>> begin DATA LISTING

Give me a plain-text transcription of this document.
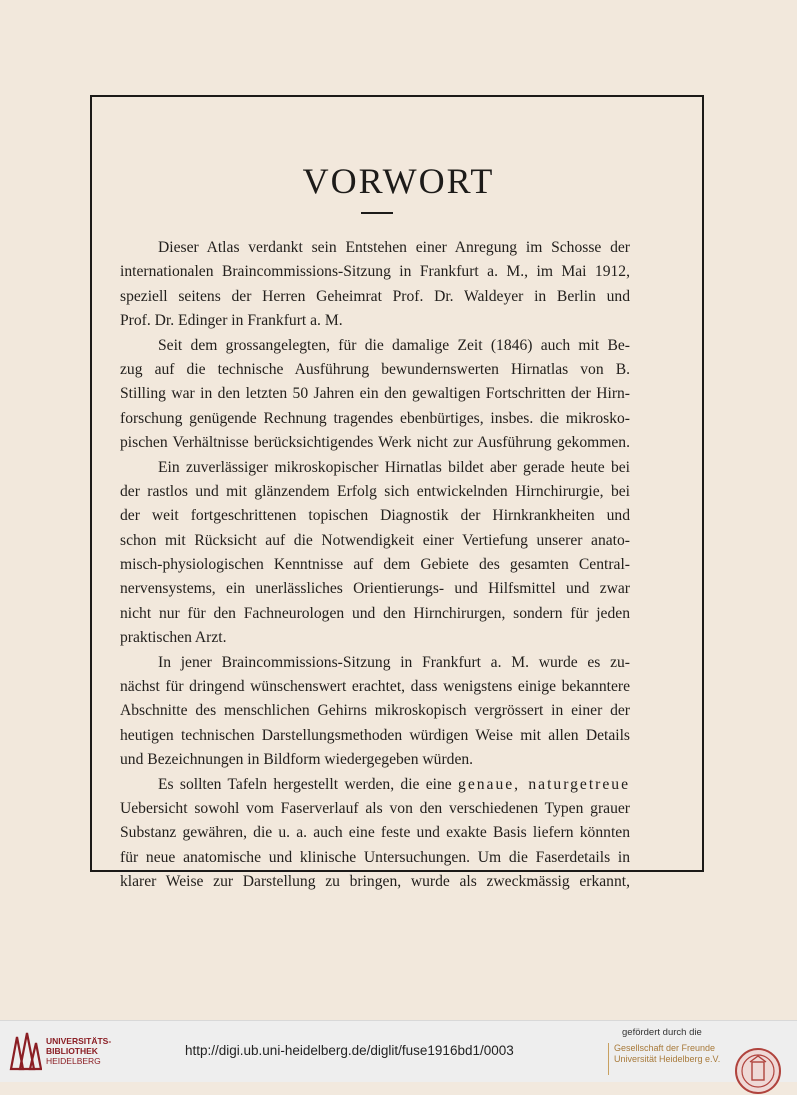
VORWORT
Dieser Atlas verdankt sein Entstehen einer Anregung im Schosse der
internationalen Braincommissions-Sitzung in Frankfurt a. M., im Mai 1912,
speziell seitens der Herren Geheimrat Prof. Dr. Waldeyer in Berlin und
Prof. Dr. Edinger in Frankfurt a. M.
Seit dem grossangelegten, für die damalige Zeit (1846) auch mit Be-
zug auf die technische Ausführung bewundernswerten Hirnatlas von B.
Stilling war in den letzten 50 Jahren ein den gewaltigen Fortschritten der Hirn-
forschung genügende Rechnung tragendes ebenbürtiges, insbes. die mikrosko-
pischen Verhältnisse berücksichtigendes Werk nicht zur Ausführung gekommen.
Ein zuverlässiger mikroskopischer Hirnatlas bildet aber gerade heute bei
der rastlos und mit glänzendem Erfolg sich entwickelnden Hirnchirurgie, bei
der weit fortgeschrittenen topischen Diagnostik der Hirnkrankheiten und
schon mit Rücksicht auf die Notwendigkeit einer Vertiefung unserer anato-
misch-physiologischen Kenntnisse auf dem Gebiete des gesamten Central-
nervensystems, ein unerlässliches Orientierungs- und Hilfsmittel und zwar
nicht nur für den Fachneurologen und den Hirnchirurgen, sondern für jeden
praktischen Arzt.
In jener Braincommissions-Sitzung in Frankfurt a. M. wurde es zu-
nächst für dringend wünschenswert erachtet, dass wenigstens einige bekanntere
Abschnitte des menschlichen Gehirns mikroskopisch vergrössert in einer der
heutigen technischen Darstellungsmethoden würdigen Weise mit allen Details
und Bezeichnungen in Bildform wiedergegeben würden.
Es sollten Tafeln hergestellt werden, die eine genaue, naturgetreue
Uebersicht sowohl vom Faserverlauf als von den verschiedenen Typen grauer
Substanz gewähren, die u. a. auch eine feste und exakte Basis liefern könnten
für neue anatomische und klinische Untersuchungen. Um die Faserdetails in
klarer Weise zur Darstellung zu bringen, wurde als zweckmässig erkannt,
UNIVERSITÄTS-
BIBLIOTHEK
HEIDELBERG
http://digi.ub.uni-heidelberg.de/diglit/fuse1916bd1/0003
gefördert durch die
Gesellschaft der Freunde
Universität Heidelberg e.V.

>> end DATA LISTING

DIRECTIVE: In the listing, find each line with the string "auch" and copy it.

FULL OUTPUT:
Seit dem grossangelegten, für die damalige Zeit (1846) auch mit Be-
Substanz gewähren, die u. a. auch eine feste und exakte Basis liefern könnten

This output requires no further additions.